▶ _TEXT TO READ_:
☆ ☆ ☆
2017-11-18 Mastodon Backup

mastodon-backup

OK, it seems that *Weapon vs. AC* is going to close down and that *Dice Camp* is the “new” RPG instance. I wanted a backup of all my toots. Mark Damon Hughes has written Mastotool which does that using screen scraping. MastoUserScrape by BobC does the same thing but doesn’t download all your media.

Mastotool

MastoUserScrape

One thing to note, though, is that scraping your user page (`https://octodon.social/@kensanata` and the like) means that you’re *not seeing any replies!*

I wanted to export all my toots, including replies, but based on the Atom feed. I got pretty far, I think, but I noticed that the chain of atom pages simply ends after a while:

pretty far

~/src/mastotool $ ./Mastotool.py --backup https://octodon.social/@kensanata --save kensanata@octodonsocial.atom
Downloading https://octodon.social/@kensanata...
Downloading https://octodon.social/users/kensanata.atom...
☆ ☆ ☆
▶ _THINGS TO DO_:
A. In the Mastodon backup post, what does scraping your user page keep you from seeing?
B. Return the passage of the Mastodon backup post between "mastodon-backup" and "all your media.", inclusive.

▶ _INFORMATION SUPPLIED_:
☆ ☆ ☆
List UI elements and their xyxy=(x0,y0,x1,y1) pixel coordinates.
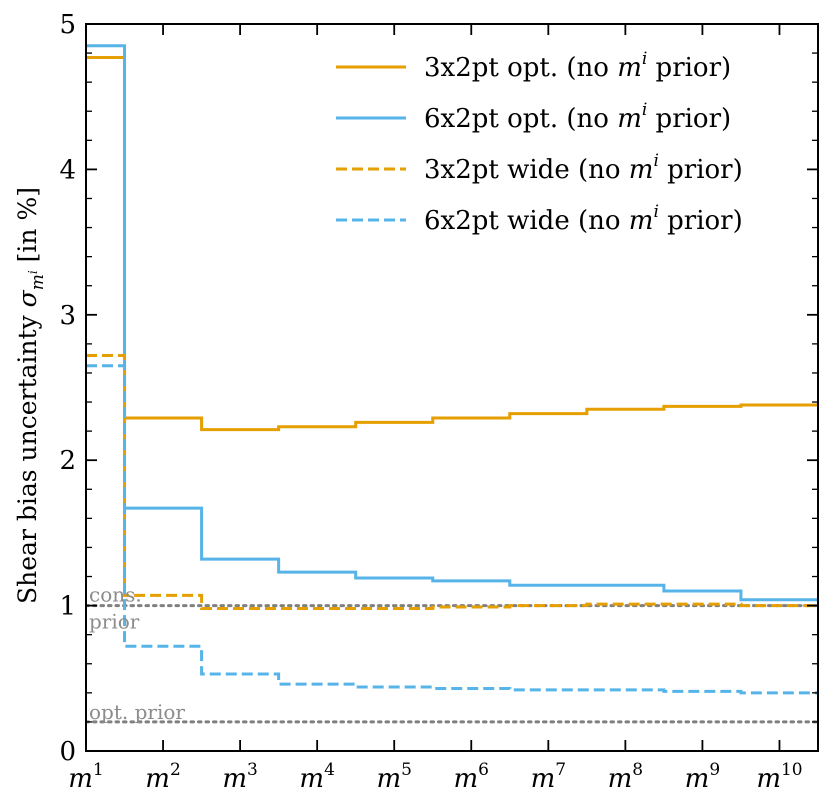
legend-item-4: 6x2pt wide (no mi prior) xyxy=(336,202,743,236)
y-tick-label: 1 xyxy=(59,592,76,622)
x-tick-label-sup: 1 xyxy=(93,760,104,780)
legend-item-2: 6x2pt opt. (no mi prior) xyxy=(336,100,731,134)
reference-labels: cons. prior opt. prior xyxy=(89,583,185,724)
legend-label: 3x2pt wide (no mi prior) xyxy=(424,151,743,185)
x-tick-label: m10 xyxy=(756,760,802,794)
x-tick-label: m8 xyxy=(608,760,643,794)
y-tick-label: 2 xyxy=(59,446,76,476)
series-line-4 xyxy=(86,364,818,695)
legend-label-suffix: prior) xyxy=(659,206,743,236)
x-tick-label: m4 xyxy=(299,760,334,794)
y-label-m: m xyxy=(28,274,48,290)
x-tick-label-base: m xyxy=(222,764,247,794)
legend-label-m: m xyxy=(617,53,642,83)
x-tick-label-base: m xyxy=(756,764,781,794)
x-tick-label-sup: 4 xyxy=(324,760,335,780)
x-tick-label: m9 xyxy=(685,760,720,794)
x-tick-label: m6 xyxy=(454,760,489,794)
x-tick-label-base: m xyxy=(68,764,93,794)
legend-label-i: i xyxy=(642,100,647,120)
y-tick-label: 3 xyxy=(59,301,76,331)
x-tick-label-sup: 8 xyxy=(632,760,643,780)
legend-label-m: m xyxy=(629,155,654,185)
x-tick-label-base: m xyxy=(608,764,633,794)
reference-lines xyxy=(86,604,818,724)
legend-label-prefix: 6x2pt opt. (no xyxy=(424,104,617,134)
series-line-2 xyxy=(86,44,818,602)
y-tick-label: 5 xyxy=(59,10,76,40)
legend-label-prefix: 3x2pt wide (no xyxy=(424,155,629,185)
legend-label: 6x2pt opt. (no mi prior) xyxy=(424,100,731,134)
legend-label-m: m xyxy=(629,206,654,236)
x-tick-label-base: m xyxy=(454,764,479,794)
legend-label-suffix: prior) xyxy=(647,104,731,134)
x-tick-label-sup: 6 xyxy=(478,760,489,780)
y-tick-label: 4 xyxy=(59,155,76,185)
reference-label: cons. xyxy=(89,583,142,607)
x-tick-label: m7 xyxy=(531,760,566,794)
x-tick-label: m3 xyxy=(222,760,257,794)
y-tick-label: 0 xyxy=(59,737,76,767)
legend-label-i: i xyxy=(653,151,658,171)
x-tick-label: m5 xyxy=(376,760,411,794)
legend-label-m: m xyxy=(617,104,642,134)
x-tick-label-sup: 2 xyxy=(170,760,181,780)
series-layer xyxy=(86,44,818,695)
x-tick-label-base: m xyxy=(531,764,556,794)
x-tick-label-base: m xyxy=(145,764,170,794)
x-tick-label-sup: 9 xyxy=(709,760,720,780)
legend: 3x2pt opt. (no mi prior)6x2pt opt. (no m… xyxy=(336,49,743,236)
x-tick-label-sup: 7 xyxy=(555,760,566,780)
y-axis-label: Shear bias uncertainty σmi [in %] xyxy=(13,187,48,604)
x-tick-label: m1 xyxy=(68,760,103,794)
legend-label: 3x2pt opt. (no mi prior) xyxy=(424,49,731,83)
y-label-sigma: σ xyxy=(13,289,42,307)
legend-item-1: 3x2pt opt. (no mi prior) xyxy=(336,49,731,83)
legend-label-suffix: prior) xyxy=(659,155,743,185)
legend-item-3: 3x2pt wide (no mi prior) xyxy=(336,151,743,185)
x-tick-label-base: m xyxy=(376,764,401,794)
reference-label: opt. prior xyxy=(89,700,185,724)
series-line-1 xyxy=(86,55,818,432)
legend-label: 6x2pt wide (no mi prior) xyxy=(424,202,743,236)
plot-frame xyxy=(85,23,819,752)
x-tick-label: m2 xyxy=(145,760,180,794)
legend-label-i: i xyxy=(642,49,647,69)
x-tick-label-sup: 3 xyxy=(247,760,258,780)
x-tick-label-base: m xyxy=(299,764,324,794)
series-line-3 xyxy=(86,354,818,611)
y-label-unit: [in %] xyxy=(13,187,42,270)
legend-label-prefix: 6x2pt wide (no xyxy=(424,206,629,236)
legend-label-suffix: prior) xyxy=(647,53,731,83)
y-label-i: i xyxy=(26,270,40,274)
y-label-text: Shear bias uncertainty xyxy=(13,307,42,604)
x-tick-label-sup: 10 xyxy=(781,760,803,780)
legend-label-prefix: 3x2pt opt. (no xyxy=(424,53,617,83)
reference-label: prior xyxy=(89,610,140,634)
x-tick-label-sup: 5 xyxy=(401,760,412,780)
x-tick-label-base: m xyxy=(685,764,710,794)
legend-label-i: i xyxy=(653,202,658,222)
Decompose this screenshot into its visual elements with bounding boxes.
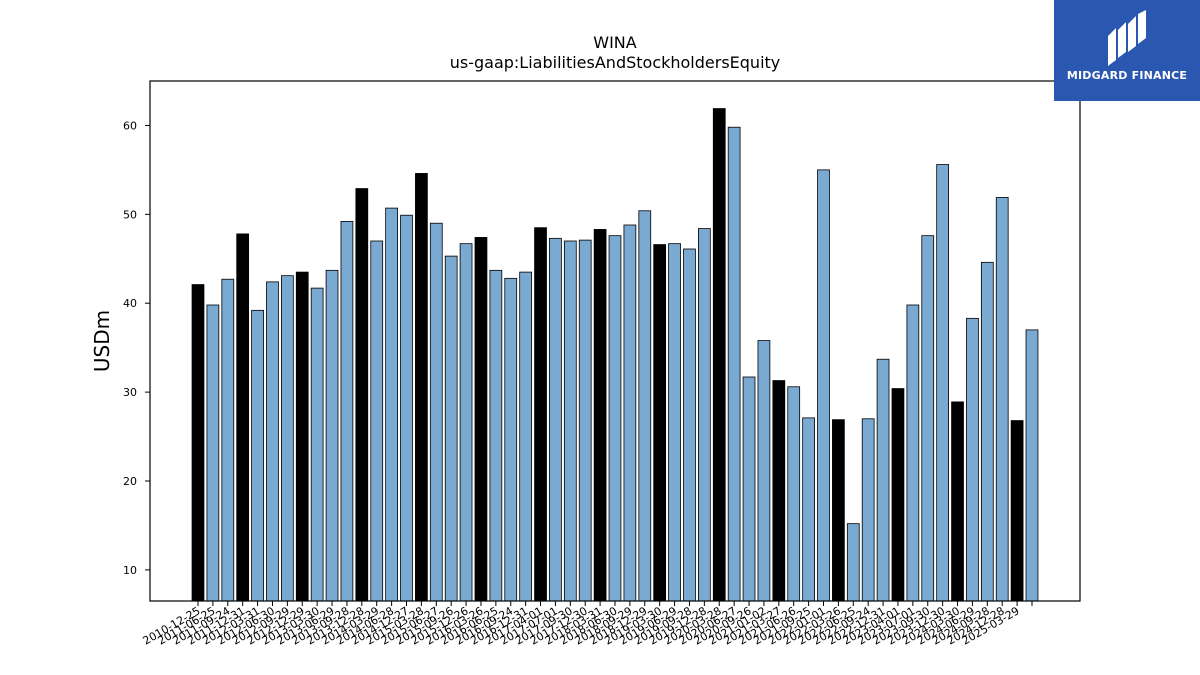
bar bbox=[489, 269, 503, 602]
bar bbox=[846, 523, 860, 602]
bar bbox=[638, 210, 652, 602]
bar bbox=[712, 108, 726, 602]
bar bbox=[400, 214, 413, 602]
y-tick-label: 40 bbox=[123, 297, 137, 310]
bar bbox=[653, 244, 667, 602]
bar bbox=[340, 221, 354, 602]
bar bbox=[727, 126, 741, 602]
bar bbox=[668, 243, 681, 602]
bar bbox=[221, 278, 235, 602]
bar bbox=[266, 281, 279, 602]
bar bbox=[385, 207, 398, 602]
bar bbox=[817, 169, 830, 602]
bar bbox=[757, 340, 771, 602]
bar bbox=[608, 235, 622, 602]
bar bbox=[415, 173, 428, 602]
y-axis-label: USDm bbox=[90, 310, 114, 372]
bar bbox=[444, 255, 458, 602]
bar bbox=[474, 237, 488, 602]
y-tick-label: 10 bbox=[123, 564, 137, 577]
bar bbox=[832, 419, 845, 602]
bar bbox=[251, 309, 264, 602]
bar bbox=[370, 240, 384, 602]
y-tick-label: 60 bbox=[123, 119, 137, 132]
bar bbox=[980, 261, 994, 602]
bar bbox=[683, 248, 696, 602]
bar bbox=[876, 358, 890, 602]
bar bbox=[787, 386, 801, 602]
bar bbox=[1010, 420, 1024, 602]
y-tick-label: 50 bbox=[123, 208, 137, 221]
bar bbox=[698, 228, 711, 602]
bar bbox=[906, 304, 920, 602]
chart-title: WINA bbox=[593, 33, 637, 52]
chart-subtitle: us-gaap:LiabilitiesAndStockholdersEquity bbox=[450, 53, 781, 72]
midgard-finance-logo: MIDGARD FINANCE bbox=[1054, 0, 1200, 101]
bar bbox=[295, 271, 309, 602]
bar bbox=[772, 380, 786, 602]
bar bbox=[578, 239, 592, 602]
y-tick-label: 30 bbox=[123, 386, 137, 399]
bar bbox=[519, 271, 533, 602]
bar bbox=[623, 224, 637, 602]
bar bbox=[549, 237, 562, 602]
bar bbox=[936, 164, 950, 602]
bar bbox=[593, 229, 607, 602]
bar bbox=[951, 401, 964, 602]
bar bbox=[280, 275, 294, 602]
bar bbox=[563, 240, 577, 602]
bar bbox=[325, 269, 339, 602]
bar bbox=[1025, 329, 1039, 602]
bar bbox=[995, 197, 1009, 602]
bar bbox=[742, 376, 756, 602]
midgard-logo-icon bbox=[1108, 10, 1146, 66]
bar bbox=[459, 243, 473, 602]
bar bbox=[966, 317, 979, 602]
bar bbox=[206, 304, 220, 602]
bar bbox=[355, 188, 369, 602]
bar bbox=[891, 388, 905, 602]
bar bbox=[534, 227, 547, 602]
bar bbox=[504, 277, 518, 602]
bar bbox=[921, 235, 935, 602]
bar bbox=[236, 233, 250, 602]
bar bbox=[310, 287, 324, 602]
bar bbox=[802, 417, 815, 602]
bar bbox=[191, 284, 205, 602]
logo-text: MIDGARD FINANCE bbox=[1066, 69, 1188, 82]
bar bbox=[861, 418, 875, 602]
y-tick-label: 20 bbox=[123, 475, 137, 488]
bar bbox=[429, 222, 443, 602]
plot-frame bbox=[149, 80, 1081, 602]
☆ ☆ ☆
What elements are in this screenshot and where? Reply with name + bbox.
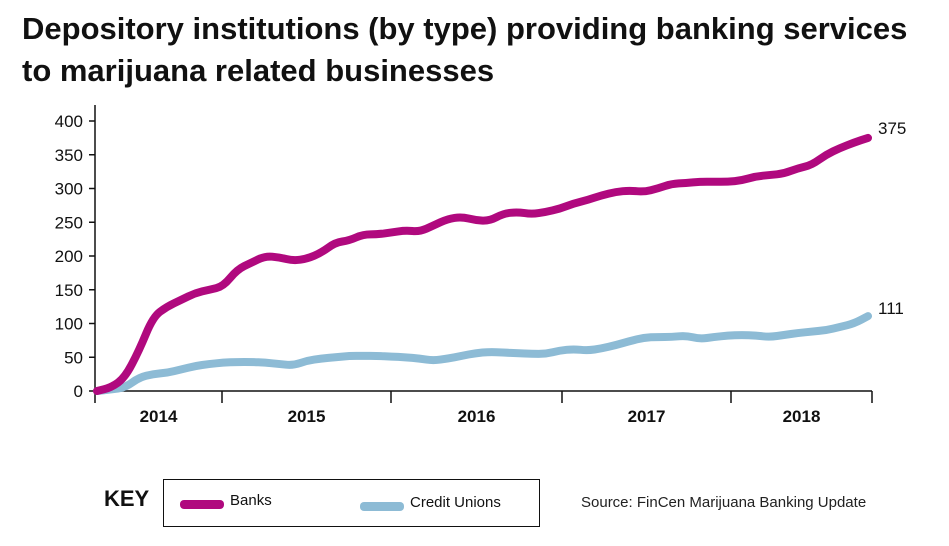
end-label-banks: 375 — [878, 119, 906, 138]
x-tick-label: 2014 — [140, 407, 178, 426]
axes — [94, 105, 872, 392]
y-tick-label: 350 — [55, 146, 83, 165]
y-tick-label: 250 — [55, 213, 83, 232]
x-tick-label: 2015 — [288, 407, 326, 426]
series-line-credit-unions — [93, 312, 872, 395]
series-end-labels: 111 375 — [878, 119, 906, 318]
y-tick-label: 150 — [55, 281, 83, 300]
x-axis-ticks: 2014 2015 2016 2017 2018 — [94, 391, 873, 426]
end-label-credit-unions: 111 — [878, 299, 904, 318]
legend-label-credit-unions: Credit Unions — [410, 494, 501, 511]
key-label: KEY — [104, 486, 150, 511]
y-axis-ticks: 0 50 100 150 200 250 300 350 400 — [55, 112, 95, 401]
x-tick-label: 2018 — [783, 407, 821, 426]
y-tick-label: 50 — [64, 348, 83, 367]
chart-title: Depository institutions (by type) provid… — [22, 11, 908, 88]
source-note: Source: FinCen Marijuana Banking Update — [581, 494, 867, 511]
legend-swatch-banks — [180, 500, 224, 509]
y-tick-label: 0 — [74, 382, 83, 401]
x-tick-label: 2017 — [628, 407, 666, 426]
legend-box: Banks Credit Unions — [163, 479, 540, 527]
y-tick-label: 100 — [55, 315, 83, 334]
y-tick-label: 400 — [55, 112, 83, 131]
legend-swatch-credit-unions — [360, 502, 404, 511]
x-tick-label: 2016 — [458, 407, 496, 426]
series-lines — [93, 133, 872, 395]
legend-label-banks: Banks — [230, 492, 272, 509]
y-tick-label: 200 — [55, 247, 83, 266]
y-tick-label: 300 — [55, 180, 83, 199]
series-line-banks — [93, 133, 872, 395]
☆ ☆ ☆
▶ _SOLUTIONS FOR EACH TASK_:
A. Any replies.

B.
mastodon-backup

OK, it seems that *Weapon vs. AC* is going to close down and that *Dice Camp* is the “new” RPG instance. I wanted a backup of all my toots. Mark Damon Hughes has written Mastotool which does that using screen scraping. MastoUserScrape by BobC does the same thing but doesn’t download all your media.